--- begin SOURCE ---
Yet even here there’s a catch, as New Republic contributor Elliot Haspel writes. Some of the most prominent advocates of expanded early childcare in America are the leaders of the corporate business community—and these selfsame defenders of a better-resourced system of child support and education that can benefit children and working parents alike are determined to undermine any public funding for any nationwide childcare initiative to get any serious traction. The basic regressive playbook runs as follows, Haspel writes:


By pushing for deeper and deeper cuts to corporate taxation and taking advantage of every available tax loophole, corporations are further starving a system that is not working for parents, childcare practitioners, or children. The harm here is obvious: With corporate taxes bottomed out, there’s not only less public money overall, but the need arises for additional sales or income tax, costs that are largely borne by the same struggling workers who already can’t find or afford quality early care. It allows the richest people in the country to pass the check to middle- and low-income families.

Even as businesses seek to sidestep footing the bill for federal childcare programs, they know all too well how the status quo set of arrangements harms their profits. “There is now sizable data,” Haspel writes, “on how a lack of reliable, affordable, high-quality childcare hurts employee recruitment, retention, and productivity—and keeps many potential workers out of the labor force altogether—which is a particular problem in a tight labor market.” One recent study places the business costs associated with the ad hoc system of mostly parent-subsided childcare at $13 billion—and that’s just for families with children aged three and under.
--- end SOURCE ---
--- begin RECORDS FOR PROCESSING ---
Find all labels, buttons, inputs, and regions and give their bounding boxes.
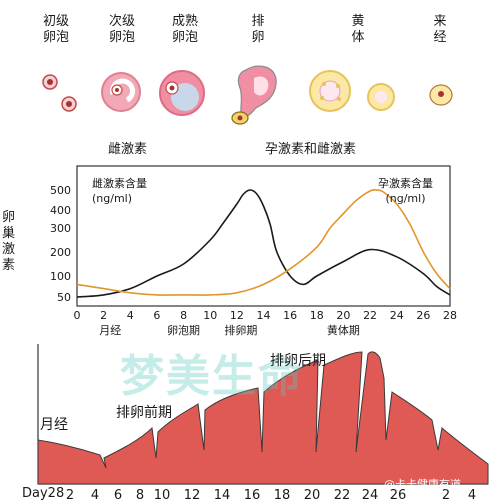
credit-text: @卡卡健康有道 [384,478,461,491]
day-prefix: Day28 [22,486,65,501]
day-tick-label: 16 [244,488,261,503]
bottom-label-menstruation: 月经 [40,417,68,433]
y-tick-label: 500 [50,184,71,197]
x-tick-label: 20 [336,309,350,322]
primary-follicle-icon [42,74,77,112]
endometrium-shape [37,351,489,485]
y-tick-label: 300 [50,222,71,235]
phase-label: 黄体期 [327,323,360,337]
x-tick-label: 10 [203,309,217,322]
stage-label-secondary-follicle: 次级 卵泡 [108,14,135,45]
hormone-label-progesterone-estrogen: 孕激素和雌激素 [265,142,357,157]
corpus-luteum-icon [309,70,395,112]
hormone-label-estrogen: 雌激素 [108,142,148,157]
ovulation-icon [231,65,277,125]
series-label-estrogen: 雌激素含量 (ng/ml) [92,177,147,205]
day-tick-label: 10 [154,488,171,503]
x-tick-label: 8 [180,309,187,322]
phase-label: 月经 [99,324,121,337]
day-tick-label: 6 [114,488,122,503]
bottom-label-post-ovulation: 排卵后期 [270,353,326,369]
x-tick-label: 4 [127,309,134,322]
bottom-label-pre-ovulation: 排卵前期 [116,405,172,421]
day-tick-label: 8 [136,488,144,503]
series-line-estrogen [76,189,451,298]
x-tick-label: 2 [100,309,107,322]
x-tick-label: 24 [390,309,404,322]
stage-label-mature-follicle: 成熟 卵泡 [171,14,198,45]
y-tick-label: 400 [50,204,71,217]
phase-label: 排卵期 [224,323,257,337]
stage-label-ovulation: 排 卵 [251,14,265,45]
day-tick-label: 22 [334,488,351,503]
day-tick-label: 2 [66,488,74,503]
watermark-text: 梦美生命 [120,351,304,402]
series-line-progesterone [76,189,451,296]
day-tick-label: 2 [442,488,450,503]
secondary-follicle-icon [101,72,141,112]
x-tick-label: 26 [416,309,430,322]
y-tick-label: 100 [50,270,71,283]
x-tick-label: 18 [310,309,324,322]
x-tick-label: 14 [257,309,271,322]
day-tick-label: 20 [304,488,321,503]
day-tick-label: 26 [390,488,407,503]
stage-label-menstruation: 来 经 [433,14,447,45]
x-tick-label: 0 [74,309,81,322]
phase-label: 卵泡期 [167,323,200,337]
x-tick-label: 6 [153,309,160,322]
menstruation-cell-icon [429,84,453,106]
y-tick-label: 200 [50,246,71,259]
day-tick-label: 24 [362,488,379,503]
x-tick-label: 22 [363,309,377,322]
hormone-chart-ylabel: 卵巢激素 [2,210,16,273]
day-tick-label: 12 [184,488,201,503]
day-tick-label: 4 [91,488,99,503]
y-tick-label: 50 [57,291,71,304]
x-tick-label: 12 [230,309,244,322]
x-tick-label: 28 [443,309,457,322]
x-tick-label: 16 [283,309,297,322]
series-label-progesterone: 孕激素含量 (ng/ml) [378,177,433,205]
day-tick-label: 14 [214,488,231,503]
chart-frame [76,165,451,307]
day-tick-label: 4 [468,488,476,503]
stage-label-corpus-luteum: 黄 体 [351,14,365,45]
day-tick-label: 18 [274,488,291,503]
mature-follicle-icon [159,70,205,116]
stage-label-primary-follicle: 初级 卵泡 [42,14,69,45]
--- end RECORDS FOR PROCESSING ---
_TASK A_
In the listing, reproduce the lines from the one containing "credit-text: @卡卡健康有道 [384,478,461,491]" through the one containing "ovulation-icon [231,65,277,125]", both included.
_TASK B_
Write what comes next in the passage on businesses and public childcare funding, picking up after its final sentence.

_EXPECTED ANSWER A_
credit-text: @卡卡健康有道 [384,478,461,491]
day-prefix: Day28 [22,486,65,501]
day-tick-label: 16 [244,488,261,503]
bottom-label-menstruation: 月经 [40,417,68,433]
y-tick-label: 500 [50,184,71,197]
x-tick-label: 20 [336,309,350,322]
primary-follicle-icon [42,74,77,112]
endometrium-shape [37,351,489,485]
y-tick-label: 300 [50,222,71,235]
phase-label: 黄体期 [327,323,360,337]
x-tick-label: 10 [203,309,217,322]
stage-label-secondary-follicle: 次级 卵泡 [108,14,135,45]
hormone-label-progesterone-estrogen: 孕激素和雌激素 [265,142,357,157]
corpus-luteum-icon [309,70,395,112]
hormone-label-estrogen: 雌激素 [108,142,148,157]
ovulation-icon [231,65,277,125]

_EXPECTED ANSWER B_
This self-serving, hypocritical posture also has a family-entitled avatar—first daughter Ivanka Trump, who has eagerly seized the mantle of family-care advocacy while no less eagerly celebrating the many cruel policies of family deprivation issuing from the Trump White House. Last December, Ivanka Trump presided over a White House summit on childcare and paid family leave, even as the administration led by her father has beggared basic social service provisions to subsidize corporate tax cuts—and brought a vicious regime of family separation to America’s southern border. The rank dishonesty of the summit provoked a letter of protest from nearly 100 child and family advocacy groups, which called out “the administration’s callous track record on family policy, which has been nothing less than devastating for children and families.”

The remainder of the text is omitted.